**OBJECTIVE:** In the entries below, find every line with "pressure" and copy it.

BEGIN DATASET ROWS

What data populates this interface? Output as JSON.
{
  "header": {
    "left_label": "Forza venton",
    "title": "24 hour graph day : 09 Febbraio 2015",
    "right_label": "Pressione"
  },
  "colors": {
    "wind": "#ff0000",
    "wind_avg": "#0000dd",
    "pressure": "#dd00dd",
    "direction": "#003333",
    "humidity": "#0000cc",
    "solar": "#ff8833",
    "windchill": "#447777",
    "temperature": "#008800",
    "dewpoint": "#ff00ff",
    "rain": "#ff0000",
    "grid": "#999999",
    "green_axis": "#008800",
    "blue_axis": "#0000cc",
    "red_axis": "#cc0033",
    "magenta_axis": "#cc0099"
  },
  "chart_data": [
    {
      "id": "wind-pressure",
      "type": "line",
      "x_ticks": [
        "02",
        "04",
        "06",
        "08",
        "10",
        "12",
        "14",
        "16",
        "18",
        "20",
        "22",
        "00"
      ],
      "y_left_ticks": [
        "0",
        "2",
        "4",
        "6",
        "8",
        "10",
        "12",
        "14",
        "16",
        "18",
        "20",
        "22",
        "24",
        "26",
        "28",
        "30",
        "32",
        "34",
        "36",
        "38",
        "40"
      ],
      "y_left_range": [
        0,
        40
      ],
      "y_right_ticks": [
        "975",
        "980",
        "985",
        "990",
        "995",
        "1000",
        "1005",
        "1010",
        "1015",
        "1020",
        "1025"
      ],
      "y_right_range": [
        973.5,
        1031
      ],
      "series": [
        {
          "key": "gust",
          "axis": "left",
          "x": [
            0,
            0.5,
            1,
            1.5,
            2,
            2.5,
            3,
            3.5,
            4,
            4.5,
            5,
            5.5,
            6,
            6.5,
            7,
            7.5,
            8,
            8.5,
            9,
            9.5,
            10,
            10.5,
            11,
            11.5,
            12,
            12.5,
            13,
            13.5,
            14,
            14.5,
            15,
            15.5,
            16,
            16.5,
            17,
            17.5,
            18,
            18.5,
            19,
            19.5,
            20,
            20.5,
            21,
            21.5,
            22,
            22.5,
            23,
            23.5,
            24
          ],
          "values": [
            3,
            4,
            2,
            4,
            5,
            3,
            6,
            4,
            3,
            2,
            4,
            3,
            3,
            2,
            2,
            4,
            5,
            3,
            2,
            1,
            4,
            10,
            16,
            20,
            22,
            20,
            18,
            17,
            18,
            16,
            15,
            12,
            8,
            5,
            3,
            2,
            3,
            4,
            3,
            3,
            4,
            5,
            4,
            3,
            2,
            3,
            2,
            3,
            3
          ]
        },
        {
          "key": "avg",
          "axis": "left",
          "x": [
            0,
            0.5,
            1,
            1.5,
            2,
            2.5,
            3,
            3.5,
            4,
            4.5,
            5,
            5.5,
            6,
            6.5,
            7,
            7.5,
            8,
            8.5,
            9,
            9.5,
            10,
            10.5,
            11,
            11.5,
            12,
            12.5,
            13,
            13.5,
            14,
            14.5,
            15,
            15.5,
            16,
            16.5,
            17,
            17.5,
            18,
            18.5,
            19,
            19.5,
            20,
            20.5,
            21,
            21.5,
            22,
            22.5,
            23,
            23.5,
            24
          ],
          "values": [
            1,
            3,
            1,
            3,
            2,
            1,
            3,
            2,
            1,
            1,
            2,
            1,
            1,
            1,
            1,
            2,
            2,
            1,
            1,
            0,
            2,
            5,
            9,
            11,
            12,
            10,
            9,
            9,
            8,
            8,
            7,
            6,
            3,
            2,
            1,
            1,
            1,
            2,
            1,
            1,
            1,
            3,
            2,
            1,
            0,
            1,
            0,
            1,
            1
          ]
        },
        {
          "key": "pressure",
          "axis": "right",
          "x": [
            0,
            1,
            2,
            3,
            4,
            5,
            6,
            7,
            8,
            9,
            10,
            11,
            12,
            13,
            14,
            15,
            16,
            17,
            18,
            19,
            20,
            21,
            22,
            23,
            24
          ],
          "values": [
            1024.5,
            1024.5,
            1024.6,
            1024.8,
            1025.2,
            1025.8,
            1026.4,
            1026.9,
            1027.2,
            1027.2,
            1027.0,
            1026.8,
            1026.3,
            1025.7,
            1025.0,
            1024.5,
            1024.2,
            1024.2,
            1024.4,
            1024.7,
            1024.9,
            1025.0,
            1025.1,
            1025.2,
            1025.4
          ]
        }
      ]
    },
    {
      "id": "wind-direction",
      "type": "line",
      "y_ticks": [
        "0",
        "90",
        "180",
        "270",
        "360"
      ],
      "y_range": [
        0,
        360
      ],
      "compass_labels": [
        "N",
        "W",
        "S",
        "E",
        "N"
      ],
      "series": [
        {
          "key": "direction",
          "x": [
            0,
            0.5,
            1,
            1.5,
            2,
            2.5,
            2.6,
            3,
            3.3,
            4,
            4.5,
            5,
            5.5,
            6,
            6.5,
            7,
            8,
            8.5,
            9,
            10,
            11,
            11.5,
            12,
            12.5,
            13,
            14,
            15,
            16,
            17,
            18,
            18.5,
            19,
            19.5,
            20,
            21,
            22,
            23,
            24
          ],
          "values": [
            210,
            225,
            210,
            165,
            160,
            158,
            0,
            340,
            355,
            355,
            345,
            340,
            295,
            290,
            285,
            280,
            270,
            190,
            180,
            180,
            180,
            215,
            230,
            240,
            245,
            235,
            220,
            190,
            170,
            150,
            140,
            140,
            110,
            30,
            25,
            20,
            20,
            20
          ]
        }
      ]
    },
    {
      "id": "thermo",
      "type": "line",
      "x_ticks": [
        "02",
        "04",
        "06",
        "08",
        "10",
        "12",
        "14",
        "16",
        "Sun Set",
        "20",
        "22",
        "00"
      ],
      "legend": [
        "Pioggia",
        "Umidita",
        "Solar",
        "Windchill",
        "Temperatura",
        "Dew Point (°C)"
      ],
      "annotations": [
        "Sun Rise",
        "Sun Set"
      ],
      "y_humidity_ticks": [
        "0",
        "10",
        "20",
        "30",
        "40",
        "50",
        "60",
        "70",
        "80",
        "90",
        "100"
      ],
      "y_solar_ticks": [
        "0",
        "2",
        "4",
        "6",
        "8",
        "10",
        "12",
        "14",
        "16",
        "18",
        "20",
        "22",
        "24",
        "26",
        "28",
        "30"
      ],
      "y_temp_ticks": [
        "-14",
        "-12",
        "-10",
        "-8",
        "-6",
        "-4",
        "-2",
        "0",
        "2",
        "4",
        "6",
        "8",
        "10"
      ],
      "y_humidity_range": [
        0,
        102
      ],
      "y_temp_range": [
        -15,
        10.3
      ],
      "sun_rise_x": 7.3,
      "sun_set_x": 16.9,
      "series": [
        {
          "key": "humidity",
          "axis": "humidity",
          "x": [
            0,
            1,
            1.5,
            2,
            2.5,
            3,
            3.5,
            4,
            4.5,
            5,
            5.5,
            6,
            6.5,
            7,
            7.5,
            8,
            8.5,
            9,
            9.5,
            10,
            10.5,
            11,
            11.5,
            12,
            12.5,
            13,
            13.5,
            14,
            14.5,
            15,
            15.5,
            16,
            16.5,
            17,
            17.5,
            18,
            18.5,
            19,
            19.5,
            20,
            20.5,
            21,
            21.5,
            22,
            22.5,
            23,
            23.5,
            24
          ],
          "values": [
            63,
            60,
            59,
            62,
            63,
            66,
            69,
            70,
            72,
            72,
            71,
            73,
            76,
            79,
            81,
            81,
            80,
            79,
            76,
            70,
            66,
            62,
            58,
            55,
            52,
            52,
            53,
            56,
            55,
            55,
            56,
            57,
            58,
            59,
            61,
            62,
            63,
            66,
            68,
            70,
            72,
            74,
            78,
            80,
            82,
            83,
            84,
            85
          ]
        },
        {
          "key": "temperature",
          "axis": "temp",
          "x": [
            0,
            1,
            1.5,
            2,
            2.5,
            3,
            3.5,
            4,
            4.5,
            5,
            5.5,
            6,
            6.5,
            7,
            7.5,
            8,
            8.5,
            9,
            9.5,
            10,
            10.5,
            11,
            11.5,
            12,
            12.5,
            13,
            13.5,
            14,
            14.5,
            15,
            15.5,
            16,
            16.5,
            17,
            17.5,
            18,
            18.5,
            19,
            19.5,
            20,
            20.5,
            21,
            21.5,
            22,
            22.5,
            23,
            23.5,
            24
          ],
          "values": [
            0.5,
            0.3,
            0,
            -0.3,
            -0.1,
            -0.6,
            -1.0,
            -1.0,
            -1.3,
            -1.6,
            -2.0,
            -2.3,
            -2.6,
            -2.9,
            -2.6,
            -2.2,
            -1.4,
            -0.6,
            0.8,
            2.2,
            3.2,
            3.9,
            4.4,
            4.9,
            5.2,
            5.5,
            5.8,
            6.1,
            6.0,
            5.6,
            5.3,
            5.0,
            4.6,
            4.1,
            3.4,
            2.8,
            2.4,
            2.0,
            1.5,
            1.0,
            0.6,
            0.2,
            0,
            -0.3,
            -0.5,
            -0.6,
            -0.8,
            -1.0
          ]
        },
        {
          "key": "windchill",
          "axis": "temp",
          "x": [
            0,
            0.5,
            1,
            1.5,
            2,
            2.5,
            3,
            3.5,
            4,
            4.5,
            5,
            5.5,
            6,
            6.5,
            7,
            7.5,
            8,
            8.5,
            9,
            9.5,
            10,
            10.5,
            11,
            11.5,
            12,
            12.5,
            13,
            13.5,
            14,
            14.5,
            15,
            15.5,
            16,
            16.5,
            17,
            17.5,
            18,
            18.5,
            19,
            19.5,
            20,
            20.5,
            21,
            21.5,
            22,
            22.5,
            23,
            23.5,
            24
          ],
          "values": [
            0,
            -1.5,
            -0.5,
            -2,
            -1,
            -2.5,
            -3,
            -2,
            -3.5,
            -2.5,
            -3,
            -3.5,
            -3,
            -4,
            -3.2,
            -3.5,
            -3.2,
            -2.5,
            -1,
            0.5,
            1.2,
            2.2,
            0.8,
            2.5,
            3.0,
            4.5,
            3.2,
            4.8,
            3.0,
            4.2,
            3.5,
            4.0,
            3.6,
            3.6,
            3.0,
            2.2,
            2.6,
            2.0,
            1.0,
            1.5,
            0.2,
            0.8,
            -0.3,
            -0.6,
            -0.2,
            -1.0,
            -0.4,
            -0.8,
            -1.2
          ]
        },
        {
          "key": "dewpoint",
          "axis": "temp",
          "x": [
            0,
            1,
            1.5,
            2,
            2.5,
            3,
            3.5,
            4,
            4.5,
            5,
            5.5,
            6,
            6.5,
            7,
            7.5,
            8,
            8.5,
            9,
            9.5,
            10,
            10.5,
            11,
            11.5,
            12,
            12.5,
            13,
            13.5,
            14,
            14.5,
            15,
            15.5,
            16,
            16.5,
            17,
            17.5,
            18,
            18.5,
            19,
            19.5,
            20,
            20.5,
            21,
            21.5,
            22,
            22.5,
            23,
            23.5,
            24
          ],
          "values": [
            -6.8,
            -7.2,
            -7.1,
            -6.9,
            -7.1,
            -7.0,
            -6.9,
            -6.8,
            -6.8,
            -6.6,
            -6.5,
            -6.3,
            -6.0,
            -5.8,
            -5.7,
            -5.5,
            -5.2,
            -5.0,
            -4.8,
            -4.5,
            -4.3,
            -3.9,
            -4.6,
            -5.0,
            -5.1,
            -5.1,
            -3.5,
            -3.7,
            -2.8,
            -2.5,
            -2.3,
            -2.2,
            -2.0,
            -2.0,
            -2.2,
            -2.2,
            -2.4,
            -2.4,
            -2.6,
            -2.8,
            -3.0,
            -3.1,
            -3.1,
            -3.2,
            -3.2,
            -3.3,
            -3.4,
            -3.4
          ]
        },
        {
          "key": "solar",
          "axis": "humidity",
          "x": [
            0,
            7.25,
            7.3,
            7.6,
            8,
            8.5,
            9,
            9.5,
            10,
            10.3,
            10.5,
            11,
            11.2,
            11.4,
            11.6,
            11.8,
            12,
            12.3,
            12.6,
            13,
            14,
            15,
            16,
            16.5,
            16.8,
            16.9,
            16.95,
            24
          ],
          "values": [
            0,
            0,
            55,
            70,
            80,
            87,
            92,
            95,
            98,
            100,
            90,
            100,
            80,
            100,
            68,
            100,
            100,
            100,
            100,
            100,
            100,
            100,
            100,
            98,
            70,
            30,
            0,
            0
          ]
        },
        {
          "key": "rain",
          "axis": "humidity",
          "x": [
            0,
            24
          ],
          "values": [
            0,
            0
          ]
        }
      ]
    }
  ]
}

END DATASET ROWS

**EXPECTED ANSWER:**
    "pressure": "#dd00dd",
      "id": "wind-pressure",
          "key": "pressure",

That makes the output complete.